- **DIRECTIONS FOR THIS TASK**
Check each line of the listing, and copy it if it contains the word "cold".

☆ ☆ ☆ ☆ ☆

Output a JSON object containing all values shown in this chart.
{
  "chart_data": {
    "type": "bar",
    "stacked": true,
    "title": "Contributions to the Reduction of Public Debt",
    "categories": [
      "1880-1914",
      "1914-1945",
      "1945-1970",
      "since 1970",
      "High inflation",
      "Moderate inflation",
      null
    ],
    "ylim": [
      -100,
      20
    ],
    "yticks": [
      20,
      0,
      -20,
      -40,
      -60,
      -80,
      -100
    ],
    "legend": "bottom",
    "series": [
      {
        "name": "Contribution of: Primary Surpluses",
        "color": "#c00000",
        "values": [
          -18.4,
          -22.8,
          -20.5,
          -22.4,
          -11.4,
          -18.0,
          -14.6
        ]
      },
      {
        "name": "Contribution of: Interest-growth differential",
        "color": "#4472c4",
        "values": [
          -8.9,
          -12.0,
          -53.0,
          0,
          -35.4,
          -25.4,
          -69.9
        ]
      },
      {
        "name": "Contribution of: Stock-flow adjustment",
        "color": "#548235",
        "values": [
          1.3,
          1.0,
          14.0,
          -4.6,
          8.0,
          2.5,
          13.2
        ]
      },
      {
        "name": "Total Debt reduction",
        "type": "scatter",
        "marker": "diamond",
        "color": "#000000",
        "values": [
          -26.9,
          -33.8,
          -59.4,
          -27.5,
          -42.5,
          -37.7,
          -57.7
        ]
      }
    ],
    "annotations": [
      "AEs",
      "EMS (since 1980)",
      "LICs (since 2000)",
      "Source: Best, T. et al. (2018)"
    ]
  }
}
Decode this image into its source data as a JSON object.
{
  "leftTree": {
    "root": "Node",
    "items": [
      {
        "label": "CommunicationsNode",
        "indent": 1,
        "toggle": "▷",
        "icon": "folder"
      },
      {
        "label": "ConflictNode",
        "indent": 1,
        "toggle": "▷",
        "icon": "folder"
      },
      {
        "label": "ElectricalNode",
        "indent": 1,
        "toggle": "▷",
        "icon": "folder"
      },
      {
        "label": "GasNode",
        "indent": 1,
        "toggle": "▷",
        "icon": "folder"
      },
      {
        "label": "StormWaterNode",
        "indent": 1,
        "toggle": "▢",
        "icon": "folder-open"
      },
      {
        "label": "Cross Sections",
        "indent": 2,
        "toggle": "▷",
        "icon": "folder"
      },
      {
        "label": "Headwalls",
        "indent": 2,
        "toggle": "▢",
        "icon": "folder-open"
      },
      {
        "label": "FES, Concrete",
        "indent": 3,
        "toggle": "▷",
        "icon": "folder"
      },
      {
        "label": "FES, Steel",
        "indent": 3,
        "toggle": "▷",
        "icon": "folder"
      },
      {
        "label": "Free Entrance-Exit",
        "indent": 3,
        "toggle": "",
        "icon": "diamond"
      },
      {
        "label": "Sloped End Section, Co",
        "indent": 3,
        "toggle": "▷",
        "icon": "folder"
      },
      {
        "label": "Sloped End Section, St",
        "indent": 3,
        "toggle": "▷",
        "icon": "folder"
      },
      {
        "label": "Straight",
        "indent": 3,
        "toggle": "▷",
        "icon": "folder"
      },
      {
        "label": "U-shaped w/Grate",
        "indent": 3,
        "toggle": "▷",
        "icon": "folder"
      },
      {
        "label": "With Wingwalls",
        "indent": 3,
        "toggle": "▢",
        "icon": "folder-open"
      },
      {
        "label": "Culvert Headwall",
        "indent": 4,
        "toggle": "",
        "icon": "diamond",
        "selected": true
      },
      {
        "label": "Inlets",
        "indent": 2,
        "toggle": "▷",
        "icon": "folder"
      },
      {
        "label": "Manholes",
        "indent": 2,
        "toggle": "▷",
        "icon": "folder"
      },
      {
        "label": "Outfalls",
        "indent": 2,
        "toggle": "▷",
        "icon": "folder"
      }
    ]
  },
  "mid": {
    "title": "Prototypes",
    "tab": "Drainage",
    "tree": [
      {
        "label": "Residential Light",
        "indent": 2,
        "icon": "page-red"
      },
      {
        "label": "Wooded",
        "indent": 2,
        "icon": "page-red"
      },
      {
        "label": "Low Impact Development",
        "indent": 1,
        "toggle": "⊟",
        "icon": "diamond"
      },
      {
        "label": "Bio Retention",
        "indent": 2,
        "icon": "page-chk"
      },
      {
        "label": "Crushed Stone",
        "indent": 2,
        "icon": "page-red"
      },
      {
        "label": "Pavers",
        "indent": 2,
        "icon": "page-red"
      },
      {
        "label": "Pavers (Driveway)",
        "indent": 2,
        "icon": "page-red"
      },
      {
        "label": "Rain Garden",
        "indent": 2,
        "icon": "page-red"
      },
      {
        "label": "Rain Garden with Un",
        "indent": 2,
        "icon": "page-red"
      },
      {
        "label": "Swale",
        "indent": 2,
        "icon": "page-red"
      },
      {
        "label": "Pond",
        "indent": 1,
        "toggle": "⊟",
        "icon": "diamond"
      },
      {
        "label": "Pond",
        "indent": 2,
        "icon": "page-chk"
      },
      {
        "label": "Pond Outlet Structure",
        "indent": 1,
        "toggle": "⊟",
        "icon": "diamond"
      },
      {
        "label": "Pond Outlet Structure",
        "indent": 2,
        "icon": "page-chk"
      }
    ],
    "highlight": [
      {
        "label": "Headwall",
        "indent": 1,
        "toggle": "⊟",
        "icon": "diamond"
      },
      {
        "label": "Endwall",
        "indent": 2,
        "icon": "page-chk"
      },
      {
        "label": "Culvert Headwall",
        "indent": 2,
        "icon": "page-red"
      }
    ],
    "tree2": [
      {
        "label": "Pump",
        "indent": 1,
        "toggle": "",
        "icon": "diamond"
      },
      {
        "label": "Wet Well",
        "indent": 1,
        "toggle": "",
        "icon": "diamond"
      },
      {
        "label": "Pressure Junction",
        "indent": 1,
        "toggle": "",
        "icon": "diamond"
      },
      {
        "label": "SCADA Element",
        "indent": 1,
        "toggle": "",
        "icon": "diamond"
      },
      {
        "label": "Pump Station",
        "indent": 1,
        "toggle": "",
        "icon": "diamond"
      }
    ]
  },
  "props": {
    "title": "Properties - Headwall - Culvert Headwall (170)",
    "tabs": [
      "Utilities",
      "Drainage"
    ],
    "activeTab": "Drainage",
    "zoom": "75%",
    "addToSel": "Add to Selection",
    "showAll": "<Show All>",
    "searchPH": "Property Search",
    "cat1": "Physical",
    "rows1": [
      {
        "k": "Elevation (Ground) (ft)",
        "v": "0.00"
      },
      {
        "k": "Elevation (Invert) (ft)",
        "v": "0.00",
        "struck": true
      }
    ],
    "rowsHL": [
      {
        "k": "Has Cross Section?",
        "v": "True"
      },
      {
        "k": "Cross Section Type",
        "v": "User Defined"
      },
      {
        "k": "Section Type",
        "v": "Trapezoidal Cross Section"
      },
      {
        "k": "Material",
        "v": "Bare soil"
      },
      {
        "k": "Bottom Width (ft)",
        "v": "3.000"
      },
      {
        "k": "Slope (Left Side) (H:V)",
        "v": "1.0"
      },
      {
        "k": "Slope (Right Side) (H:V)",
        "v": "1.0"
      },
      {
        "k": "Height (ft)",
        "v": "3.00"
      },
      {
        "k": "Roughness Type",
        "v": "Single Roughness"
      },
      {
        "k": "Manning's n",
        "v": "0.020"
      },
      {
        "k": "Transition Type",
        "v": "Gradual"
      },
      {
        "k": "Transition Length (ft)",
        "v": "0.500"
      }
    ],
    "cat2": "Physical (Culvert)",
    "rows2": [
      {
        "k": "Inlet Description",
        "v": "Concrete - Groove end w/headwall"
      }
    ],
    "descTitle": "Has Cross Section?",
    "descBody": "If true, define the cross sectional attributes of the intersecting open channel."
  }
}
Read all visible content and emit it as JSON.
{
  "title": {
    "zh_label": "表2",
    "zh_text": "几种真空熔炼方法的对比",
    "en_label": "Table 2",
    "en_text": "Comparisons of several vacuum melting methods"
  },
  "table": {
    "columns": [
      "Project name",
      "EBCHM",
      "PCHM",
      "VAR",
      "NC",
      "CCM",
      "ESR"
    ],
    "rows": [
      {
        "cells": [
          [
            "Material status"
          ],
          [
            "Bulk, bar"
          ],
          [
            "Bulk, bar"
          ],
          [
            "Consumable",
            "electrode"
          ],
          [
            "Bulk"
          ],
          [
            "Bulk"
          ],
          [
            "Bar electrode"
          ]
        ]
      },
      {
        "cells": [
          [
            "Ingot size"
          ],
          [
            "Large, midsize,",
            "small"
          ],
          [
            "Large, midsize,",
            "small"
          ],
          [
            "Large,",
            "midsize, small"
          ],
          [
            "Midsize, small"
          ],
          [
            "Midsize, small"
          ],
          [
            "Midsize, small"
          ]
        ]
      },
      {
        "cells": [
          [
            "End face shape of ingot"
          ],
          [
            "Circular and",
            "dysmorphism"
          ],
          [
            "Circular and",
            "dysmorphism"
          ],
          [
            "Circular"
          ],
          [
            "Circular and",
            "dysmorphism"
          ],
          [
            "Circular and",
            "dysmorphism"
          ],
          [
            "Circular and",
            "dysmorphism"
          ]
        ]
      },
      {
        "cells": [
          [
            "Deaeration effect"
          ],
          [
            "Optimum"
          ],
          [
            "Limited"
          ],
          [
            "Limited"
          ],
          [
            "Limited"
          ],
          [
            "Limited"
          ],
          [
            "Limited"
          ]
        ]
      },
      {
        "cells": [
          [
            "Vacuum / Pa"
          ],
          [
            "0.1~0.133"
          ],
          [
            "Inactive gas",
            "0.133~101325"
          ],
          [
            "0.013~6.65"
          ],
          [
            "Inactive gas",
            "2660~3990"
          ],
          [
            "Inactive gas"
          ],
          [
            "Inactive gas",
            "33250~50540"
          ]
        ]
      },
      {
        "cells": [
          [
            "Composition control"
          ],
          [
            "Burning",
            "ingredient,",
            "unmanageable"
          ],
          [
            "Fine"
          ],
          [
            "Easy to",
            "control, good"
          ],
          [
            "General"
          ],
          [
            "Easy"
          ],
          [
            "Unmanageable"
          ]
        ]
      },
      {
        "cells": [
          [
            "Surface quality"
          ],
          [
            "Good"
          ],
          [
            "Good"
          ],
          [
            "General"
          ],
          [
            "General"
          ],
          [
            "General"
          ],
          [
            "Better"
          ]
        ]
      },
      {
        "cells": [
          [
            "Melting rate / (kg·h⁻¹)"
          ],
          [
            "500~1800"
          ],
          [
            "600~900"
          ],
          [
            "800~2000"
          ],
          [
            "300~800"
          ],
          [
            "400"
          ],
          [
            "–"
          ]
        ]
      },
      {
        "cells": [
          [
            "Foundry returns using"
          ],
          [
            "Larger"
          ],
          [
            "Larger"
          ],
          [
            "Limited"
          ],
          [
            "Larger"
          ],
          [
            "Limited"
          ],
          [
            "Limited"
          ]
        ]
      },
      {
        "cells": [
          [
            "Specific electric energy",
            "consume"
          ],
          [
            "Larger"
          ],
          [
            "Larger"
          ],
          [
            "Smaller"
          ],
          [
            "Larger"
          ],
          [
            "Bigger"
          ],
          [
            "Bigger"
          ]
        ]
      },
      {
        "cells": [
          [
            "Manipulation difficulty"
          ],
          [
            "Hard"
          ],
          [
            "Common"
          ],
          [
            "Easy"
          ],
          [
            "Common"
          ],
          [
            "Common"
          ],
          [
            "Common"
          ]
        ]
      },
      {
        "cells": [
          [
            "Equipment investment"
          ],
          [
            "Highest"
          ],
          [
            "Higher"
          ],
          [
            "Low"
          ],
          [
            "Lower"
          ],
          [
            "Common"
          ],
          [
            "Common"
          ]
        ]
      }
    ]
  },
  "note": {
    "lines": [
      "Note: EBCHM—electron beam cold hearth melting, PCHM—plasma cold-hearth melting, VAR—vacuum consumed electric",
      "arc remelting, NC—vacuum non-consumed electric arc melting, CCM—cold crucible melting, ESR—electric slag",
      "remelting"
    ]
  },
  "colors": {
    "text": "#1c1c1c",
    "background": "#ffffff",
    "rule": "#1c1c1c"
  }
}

☆ ☆ ☆ ☆ ☆

- **TASK RESPONSE**
      "Note: EBCHM—electron beam cold hearth melting, PCHM—plasma cold-hearth melting, VAR—vacuum consumed electric",
      "arc remelting, NC—vacuum non-consumed electric arc melting, CCM—cold crucible melting, ESR—electric slag",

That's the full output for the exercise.